▶ **Work to be completed**
Retype the data below without altering anything.

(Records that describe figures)
↓↓↓

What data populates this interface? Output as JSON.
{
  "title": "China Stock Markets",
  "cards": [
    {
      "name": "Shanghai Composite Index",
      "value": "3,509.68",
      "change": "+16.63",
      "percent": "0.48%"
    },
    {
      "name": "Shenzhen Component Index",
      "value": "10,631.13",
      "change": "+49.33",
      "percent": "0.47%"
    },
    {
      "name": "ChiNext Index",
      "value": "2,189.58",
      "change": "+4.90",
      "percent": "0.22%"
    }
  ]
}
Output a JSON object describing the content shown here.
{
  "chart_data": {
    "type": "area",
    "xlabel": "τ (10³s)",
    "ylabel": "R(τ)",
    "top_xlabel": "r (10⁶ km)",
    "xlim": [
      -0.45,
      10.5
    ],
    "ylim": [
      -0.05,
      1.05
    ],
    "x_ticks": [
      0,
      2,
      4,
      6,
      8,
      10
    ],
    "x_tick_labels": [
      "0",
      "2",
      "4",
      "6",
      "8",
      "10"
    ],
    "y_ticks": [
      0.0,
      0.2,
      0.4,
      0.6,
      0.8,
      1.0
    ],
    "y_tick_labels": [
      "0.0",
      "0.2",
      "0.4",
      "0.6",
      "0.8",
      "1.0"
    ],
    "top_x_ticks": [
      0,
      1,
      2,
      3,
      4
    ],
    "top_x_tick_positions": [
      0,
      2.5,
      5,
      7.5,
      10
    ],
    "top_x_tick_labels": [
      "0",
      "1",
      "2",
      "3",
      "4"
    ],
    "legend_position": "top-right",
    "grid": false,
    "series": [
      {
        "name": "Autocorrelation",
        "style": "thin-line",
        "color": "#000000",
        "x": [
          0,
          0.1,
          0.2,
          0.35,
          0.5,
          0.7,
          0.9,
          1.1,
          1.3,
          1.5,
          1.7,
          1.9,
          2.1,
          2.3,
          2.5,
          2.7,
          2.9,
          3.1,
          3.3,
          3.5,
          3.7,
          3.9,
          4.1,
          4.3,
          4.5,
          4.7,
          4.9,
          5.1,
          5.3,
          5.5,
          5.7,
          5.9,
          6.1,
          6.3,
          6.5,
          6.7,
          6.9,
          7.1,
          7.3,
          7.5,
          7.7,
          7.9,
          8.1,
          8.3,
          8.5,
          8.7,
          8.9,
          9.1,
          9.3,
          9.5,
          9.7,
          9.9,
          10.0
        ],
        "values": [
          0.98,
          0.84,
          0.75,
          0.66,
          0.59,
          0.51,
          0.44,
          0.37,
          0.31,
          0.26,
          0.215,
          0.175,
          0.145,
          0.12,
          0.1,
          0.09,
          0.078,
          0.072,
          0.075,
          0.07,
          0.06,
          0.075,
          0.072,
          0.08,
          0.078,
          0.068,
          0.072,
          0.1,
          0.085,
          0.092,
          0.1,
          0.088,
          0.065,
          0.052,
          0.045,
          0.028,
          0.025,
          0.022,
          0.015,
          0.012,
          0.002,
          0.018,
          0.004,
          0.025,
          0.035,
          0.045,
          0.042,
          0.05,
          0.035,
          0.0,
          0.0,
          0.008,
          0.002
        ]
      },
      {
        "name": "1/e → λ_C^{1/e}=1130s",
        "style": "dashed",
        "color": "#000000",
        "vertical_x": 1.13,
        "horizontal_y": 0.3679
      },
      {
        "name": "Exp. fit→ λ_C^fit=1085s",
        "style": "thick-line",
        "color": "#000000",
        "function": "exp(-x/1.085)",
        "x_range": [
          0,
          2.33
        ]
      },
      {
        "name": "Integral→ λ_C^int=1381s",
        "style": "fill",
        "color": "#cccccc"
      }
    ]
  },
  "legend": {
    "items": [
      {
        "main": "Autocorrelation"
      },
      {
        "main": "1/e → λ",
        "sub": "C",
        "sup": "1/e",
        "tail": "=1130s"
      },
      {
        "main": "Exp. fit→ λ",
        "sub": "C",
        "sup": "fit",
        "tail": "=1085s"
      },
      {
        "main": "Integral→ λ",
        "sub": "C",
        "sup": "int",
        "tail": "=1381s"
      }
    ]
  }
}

↑↑↑

▶ **Task result**
What data populates this interface? Output as JSON.
{
  "title": "China Stock Markets",
  "cards": [
    {
      "name": "Shanghai Composite Index",
      "value": "3,509.68",
      "change": "+16.63",
      "percent": "0.48%"
    },
    {
      "name": "Shenzhen Component Index",
      "value": "10,631.13",
      "change": "+49.33",
      "percent": "0.47%"
    },
    {
      "name": "ChiNext Index",
      "value": "2,189.58",
      "change": "+4.90",
      "percent": "0.22%"
    }
  ]
}
Output a JSON object describing the content shown here.
{
  "chart_data": {
    "type": "area",
    "xlabel": "τ (10³s)",
    "ylabel": "R(τ)",
    "top_xlabel": "r (10⁶ km)",
    "xlim": [
      -0.45,
      10.5
    ],
    "ylim": [
      -0.05,
      1.05
    ],
    "x_ticks": [
      0,
      2,
      4,
      6,
      8,
      10
    ],
    "x_tick_labels": [
      "0",
      "2",
      "4",
      "6",
      "8",
      "10"
    ],
    "y_ticks": [
      0.0,
      0.2,
      0.4,
      0.6,
      0.8,
      1.0
    ],
    "y_tick_labels": [
      "0.0",
      "0.2",
      "0.4",
      "0.6",
      "0.8",
      "1.0"
    ],
    "top_x_ticks": [
      0,
      1,
      2,
      3,
      4
    ],
    "top_x_tick_positions": [
      0,
      2.5,
      5,
      7.5,
      10
    ],
    "top_x_tick_labels": [
      "0",
      "1",
      "2",
      "3",
      "4"
    ],
    "legend_position": "top-right",
    "grid": false,
    "series": [
      {
        "name": "Autocorrelation",
        "style": "thin-line",
        "color": "#000000",
        "x": [
          0,
          0.1,
          0.2,
          0.35,
          0.5,
          0.7,
          0.9,
          1.1,
          1.3,
          1.5,
          1.7,
          1.9,
          2.1,
          2.3,
          2.5,
          2.7,
          2.9,
          3.1,
          3.3,
          3.5,
          3.7,
          3.9,
          4.1,
          4.3,
          4.5,
          4.7,
          4.9,
          5.1,
          5.3,
          5.5,
          5.7,
          5.9,
          6.1,
          6.3,
          6.5,
          6.7,
          6.9,
          7.1,
          7.3,
          7.5,
          7.7,
          7.9,
          8.1,
          8.3,
          8.5,
          8.7,
          8.9,
          9.1,
          9.3,
          9.5,
          9.7,
          9.9,
          10.0
        ],
        "values": [
          0.98,
          0.84,
          0.75,
          0.66,
          0.59,
          0.51,
          0.44,
          0.37,
          0.31,
          0.26,
          0.215,
          0.175,
          0.145,
          0.12,
          0.1,
          0.09,
          0.078,
          0.072,
          0.075,
          0.07,
          0.06,
          0.075,
          0.072,
          0.08,
          0.078,
          0.068,
          0.072,
          0.1,
          0.085,
          0.092,
          0.1,
          0.088,
          0.065,
          0.052,
          0.045,
          0.028,
          0.025,
          0.022,
          0.015,
          0.012,
          0.002,
          0.018,
          0.004,
          0.025,
          0.035,
          0.045,
          0.042,
          0.05,
          0.035,
          0.0,
          0.0,
          0.008,
          0.002
        ]
      },
      {
        "name": "1/e → λ_C^{1/e}=1130s",
        "style": "dashed",
        "color": "#000000",
        "vertical_x": 1.13,
        "horizontal_y": 0.3679
      },
      {
        "name": "Exp. fit→ λ_C^fit=1085s",
        "style": "thick-line",
        "color": "#000000",
        "function": "exp(-x/1.085)",
        "x_range": [
          0,
          2.33
        ]
      },
      {
        "name": "Integral→ λ_C^int=1381s",
        "style": "fill",
        "color": "#cccccc"
      }
    ]
  },
  "legend": {
    "items": [
      {
        "main": "Autocorrelation"
      },
      {
        "main": "1/e → λ",
        "sub": "C",
        "sup": "1/e",
        "tail": "=1130s"
      },
      {
        "main": "Exp. fit→ λ",
        "sub": "C",
        "sup": "fit",
        "tail": "=1085s"
      },
      {
        "main": "Integral→ λ",
        "sub": "C",
        "sup": "int",
        "tail": "=1381s"
      }
    ]
  }
}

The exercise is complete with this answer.